**Problem details**
Write the records out again, precisely as they stand.

**Supplied information**
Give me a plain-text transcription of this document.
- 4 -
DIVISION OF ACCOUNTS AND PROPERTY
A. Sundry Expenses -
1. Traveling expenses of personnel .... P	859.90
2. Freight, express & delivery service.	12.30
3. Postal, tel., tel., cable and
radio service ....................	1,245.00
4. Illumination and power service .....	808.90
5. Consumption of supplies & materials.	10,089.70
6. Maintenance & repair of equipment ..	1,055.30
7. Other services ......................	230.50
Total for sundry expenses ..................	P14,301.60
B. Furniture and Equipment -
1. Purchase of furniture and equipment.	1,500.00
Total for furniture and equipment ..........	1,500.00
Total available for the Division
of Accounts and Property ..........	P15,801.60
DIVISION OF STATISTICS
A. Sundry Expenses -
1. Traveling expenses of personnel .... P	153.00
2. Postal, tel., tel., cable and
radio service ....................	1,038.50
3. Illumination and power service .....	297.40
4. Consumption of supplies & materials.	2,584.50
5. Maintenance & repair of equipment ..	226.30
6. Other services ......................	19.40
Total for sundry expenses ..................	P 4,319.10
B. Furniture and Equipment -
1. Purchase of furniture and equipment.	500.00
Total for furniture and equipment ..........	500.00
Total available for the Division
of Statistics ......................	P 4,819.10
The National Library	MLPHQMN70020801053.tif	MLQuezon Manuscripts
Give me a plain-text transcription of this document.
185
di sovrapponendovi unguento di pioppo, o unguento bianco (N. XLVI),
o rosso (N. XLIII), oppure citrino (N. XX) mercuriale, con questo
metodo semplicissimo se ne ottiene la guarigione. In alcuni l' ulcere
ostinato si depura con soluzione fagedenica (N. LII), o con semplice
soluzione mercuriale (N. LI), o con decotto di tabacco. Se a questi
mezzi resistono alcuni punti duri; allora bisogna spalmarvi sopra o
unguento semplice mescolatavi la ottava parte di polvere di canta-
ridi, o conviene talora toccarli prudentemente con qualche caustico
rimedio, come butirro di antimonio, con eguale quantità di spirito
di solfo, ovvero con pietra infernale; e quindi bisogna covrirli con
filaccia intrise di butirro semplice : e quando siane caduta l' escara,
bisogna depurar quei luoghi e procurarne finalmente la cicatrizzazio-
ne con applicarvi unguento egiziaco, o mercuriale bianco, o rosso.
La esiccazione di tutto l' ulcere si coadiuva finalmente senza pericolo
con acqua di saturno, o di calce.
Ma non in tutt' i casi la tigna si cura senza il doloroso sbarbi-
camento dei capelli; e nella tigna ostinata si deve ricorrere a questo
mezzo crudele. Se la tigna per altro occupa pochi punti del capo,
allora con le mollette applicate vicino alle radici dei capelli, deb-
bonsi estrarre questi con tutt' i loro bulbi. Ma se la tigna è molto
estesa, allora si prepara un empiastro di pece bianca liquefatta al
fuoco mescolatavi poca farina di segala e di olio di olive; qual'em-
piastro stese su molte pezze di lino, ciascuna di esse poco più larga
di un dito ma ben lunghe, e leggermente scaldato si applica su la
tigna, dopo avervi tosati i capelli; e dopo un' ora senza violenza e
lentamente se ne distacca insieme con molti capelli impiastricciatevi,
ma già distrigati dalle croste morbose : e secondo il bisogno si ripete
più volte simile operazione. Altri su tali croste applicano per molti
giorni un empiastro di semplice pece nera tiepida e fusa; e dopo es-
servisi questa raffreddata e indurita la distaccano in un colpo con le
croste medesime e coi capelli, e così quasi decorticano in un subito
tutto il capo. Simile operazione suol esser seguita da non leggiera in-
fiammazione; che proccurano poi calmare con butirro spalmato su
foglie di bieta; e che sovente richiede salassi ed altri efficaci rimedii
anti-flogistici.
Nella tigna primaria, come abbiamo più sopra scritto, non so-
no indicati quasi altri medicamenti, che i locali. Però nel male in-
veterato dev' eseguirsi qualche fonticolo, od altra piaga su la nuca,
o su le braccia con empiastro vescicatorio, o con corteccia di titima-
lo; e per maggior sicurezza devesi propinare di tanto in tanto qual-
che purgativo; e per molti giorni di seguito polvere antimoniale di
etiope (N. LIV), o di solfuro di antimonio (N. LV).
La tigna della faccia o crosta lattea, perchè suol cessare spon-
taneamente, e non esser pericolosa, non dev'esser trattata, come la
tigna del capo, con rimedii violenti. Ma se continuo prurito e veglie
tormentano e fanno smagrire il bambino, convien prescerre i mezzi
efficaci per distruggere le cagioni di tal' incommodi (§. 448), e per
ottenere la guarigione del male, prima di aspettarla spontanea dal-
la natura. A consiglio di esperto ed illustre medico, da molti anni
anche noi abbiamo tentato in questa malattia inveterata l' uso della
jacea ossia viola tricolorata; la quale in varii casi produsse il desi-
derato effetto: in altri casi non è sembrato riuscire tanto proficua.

**Task output**
Give me a plain-text transcription of this document.
- 4 -
DIVISION OF ACCOUNTS AND PROPERTY
A. Sundry Expenses -
1. Traveling expenses of personnel .... P	859.90
2. Freight, express & delivery service.	12.30
3. Postal, tel., tel., cable and
radio service ....................	1,245.00
4. Illumination and power service .....	808.90
5. Consumption of supplies & materials.	10,089.70
6. Maintenance & repair of equipment ..	1,055.30
7. Other services ......................	230.50
Total for sundry expenses ..................	P14,301.60
B. Furniture and Equipment -
1. Purchase of furniture and equipment.	1,500.00
Total for furniture and equipment ..........	1,500.00
Total available for the Division
of Accounts and Property ..........	P15,801.60
DIVISION OF STATISTICS
A. Sundry Expenses -
1. Traveling expenses of personnel .... P	153.00
2. Postal, tel., tel., cable and
radio service ....................	1,038.50
3. Illumination and power service .....	297.40
4. Consumption of supplies & materials.	2,584.50
5. Maintenance & repair of equipment ..	226.30
6. Other services ......................	19.40
Total for sundry expenses ..................	P 4,319.10
B. Furniture and Equipment -
1. Purchase of furniture and equipment.	500.00
Total for furniture and equipment ..........	500.00
Total available for the Division
of Statistics ......................	P 4,819.10
The National Library	MLPHQMN70020801053.tif	MLQuezon Manuscripts
Give me a plain-text transcription of this document.
185
di sovrapponendovi unguento di pioppo, o unguento bianco (N. XLVI),
o rosso (N. XLIII), oppure citrino (N. XX) mercuriale, con questo
metodo semplicissimo se ne ottiene la guarigione. In alcuni l' ulcere
ostinato si depura con soluzione fagedenica (N. LII), o con semplice
soluzione mercuriale (N. LI), o con decotto di tabacco. Se a questi
mezzi resistono alcuni punti duri; allora bisogna spalmarvi sopra o
unguento semplice mescolatavi la ottava parte di polvere di canta-
ridi, o conviene talora toccarli prudentemente con qualche caustico
rimedio, come butirro di antimonio, con eguale quantità di spirito
di solfo, ovvero con pietra infernale; e quindi bisogna covrirli con
filaccia intrise di butirro semplice : e quando siane caduta l' escara,
bisogna depurar quei luoghi e procurarne finalmente la cicatrizzazio-
ne con applicarvi unguento egiziaco, o mercuriale bianco, o rosso.
La esiccazione di tutto l' ulcere si coadiuva finalmente senza pericolo
con acqua di saturno, o di calce.
Ma non in tutt' i casi la tigna si cura senza il doloroso sbarbi-
camento dei capelli; e nella tigna ostinata si deve ricorrere a questo
mezzo crudele. Se la tigna per altro occupa pochi punti del capo,
allora con le mollette applicate vicino alle radici dei capelli, deb-
bonsi estrarre questi con tutt' i loro bulbi. Ma se la tigna è molto
estesa, allora si prepara un empiastro di pece bianca liquefatta al
fuoco mescolatavi poca farina di segala e di olio di olive; qual'em-
piastro stese su molte pezze di lino, ciascuna di esse poco più larga
di un dito ma ben lunghe, e leggermente scaldato si applica su la
tigna, dopo avervi tosati i capelli; e dopo un' ora senza violenza e
lentamente se ne distacca insieme con molti capelli impiastricciatevi,
ma già distrigati dalle croste morbose : e secondo il bisogno si ripete
più volte simile operazione. Altri su tali croste applicano per molti
giorni un empiastro di semplice pece nera tiepida e fusa; e dopo es-
servisi questa raffreddata e indurita la distaccano in un colpo con le
croste medesime e coi capelli, e così quasi decorticano in un subito
tutto il capo. Simile operazione suol esser seguita da non leggiera in-
fiammazione; che proccurano poi calmare con butirro spalmato su
foglie di bieta; e che sovente richiede salassi ed altri efficaci rimedii
anti-flogistici.
Nella tigna primaria, come abbiamo più sopra scritto, non so-
no indicati quasi altri medicamenti, che i locali. Però nel male in-
veterato dev' eseguirsi qualche fonticolo, od altra piaga su la nuca,
o su le braccia con empiastro vescicatorio, o con corteccia di titima-
lo; e per maggior sicurezza devesi propinare di tanto in tanto qual-
che purgativo; e per molti giorni di seguito polvere antimoniale di
etiope (N. LIV), o di solfuro di antimonio (N. LV).
La tigna della faccia o crosta lattea, perchè suol cessare spon-
taneamente, e non esser pericolosa, non dev'esser trattata, come la
tigna del capo, con rimedii violenti. Ma se continuo prurito e veglie
tormentano e fanno smagrire il bambino, convien prescerre i mezzi
efficaci per distruggere le cagioni di tal' incommodi (§. 448), e per
ottenere la guarigione del male, prima di aspettarla spontanea dal-
la natura. A consiglio di esperto ed illustre medico, da molti anni
anche noi abbiamo tentato in questa malattia inveterata l' uso della
jacea ossia viola tricolorata; la quale in varii casi produsse il desi-
derato effetto: in altri casi non è sembrato riuscire tanto proficua.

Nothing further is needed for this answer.